◆ **What to work on**
Restate word for word the lines from the one containing "Output the text content of this document." through the end of the listing below, with both ends included.

◆ **Available records**
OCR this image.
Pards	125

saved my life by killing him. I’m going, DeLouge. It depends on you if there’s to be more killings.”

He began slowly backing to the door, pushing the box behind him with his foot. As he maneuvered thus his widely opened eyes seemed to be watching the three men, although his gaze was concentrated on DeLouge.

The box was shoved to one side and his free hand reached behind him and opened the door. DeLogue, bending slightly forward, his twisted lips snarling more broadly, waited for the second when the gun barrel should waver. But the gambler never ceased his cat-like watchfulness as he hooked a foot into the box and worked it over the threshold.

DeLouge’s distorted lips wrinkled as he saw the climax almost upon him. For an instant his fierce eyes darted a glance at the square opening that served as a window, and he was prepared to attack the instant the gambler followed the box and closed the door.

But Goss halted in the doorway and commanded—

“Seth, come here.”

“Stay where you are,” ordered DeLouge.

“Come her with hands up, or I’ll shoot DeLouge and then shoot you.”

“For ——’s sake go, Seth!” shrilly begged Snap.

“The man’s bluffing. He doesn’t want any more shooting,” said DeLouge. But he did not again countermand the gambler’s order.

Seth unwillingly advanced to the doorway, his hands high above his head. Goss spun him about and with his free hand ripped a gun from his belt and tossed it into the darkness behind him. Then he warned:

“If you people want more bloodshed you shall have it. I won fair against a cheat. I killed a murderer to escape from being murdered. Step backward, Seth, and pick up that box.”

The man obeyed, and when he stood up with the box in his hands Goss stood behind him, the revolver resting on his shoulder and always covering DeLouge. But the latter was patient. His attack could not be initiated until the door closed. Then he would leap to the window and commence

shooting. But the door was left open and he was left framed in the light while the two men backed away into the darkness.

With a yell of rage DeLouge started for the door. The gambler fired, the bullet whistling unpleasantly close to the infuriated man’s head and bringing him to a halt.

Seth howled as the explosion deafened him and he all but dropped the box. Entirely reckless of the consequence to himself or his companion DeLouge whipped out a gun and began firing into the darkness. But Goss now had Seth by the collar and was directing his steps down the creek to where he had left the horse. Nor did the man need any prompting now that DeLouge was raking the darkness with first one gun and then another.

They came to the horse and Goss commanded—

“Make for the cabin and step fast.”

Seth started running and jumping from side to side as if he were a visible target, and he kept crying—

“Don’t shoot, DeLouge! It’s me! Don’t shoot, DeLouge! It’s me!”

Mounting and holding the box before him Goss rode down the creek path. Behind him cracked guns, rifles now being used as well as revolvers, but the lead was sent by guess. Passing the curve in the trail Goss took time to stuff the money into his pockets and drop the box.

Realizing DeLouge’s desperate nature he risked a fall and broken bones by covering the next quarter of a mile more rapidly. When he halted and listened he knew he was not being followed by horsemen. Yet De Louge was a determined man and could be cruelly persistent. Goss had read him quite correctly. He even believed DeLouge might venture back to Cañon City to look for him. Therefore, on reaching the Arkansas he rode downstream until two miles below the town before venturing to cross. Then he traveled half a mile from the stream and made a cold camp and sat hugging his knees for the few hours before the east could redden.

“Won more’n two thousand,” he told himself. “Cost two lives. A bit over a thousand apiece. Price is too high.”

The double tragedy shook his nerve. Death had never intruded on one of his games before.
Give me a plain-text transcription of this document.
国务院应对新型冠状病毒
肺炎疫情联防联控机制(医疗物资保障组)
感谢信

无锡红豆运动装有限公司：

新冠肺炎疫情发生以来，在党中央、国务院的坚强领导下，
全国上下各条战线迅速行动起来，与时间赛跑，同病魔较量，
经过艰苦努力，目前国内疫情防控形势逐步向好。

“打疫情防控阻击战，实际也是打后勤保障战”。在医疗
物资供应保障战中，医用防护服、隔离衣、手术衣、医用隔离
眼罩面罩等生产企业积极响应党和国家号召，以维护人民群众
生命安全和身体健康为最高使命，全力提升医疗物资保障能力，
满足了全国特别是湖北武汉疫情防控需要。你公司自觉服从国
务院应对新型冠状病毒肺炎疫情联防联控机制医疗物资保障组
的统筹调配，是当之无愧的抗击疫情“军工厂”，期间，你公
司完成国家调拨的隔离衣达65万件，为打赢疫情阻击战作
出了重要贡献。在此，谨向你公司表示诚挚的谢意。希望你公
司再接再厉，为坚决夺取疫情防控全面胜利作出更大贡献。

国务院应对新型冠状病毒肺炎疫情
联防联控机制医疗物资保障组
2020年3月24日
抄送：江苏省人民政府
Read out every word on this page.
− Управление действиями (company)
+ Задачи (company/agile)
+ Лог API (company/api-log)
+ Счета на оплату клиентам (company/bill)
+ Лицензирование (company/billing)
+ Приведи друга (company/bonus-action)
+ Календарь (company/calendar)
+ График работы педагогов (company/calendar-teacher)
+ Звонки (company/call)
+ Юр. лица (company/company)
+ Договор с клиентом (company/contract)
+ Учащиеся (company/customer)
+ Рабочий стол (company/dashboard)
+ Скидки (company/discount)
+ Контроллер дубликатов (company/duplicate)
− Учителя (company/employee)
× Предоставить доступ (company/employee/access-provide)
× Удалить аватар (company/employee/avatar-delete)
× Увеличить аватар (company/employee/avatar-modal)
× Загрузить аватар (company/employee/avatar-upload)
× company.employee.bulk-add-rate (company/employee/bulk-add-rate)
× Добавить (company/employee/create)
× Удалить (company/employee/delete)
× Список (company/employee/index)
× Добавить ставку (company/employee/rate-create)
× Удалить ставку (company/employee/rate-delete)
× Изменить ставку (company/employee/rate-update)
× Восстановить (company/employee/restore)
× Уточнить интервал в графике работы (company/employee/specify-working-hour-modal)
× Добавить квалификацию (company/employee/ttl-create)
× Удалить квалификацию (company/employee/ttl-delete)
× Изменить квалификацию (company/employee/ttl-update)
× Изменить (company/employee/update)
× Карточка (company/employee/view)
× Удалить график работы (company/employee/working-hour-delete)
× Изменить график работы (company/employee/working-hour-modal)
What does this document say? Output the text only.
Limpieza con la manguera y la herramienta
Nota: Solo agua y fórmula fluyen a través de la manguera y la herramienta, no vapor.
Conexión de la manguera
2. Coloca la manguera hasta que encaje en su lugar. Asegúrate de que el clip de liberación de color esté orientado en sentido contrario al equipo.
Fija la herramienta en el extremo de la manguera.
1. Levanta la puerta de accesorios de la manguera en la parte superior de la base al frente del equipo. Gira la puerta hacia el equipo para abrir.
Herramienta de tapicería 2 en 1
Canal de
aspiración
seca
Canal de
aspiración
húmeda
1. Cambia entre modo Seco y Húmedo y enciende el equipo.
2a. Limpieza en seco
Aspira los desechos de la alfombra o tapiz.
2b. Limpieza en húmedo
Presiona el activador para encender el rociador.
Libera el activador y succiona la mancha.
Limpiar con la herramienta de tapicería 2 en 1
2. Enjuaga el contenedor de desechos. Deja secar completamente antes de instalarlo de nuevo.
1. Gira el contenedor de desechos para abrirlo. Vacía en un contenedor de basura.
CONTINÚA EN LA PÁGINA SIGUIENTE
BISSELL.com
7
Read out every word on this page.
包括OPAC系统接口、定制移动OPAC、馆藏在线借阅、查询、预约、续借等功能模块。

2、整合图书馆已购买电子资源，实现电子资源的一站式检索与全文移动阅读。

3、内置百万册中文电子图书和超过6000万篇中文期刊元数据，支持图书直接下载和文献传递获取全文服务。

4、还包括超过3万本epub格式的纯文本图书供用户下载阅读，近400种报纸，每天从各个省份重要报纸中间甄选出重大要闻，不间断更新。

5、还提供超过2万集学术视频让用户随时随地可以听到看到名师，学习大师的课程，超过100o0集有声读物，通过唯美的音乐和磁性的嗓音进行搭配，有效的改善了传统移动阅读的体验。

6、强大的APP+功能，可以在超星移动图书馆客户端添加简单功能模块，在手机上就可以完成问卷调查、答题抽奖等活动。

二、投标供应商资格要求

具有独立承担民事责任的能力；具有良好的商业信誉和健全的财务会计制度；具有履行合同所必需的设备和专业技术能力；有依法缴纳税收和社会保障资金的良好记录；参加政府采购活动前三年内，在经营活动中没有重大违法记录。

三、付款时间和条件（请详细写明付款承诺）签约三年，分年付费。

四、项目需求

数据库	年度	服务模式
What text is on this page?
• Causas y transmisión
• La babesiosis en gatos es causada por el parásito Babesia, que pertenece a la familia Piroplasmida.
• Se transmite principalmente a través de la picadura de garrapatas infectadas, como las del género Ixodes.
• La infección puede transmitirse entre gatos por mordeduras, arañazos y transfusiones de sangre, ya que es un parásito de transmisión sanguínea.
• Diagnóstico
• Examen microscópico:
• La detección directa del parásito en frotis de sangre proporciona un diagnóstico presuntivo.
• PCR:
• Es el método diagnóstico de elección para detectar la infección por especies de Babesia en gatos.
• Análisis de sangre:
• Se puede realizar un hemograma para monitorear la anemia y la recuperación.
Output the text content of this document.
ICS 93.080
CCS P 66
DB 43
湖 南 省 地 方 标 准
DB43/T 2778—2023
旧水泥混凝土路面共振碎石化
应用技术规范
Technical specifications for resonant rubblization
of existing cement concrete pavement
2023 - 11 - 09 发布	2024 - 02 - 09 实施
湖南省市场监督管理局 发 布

◆ **Task output**
Output the text content of this document.
ICS 93.080
CCS P 66
DB 43
湖 南 省 地 方 标 准
DB43/T 2778—2023
旧水泥混凝土路面共振碎石化
应用技术规范
Technical specifications for resonant rubblization
of existing cement concrete pavement
2023 - 11 - 09 发布	2024 - 02 - 09 实施
湖南省市场监督管理局 发 布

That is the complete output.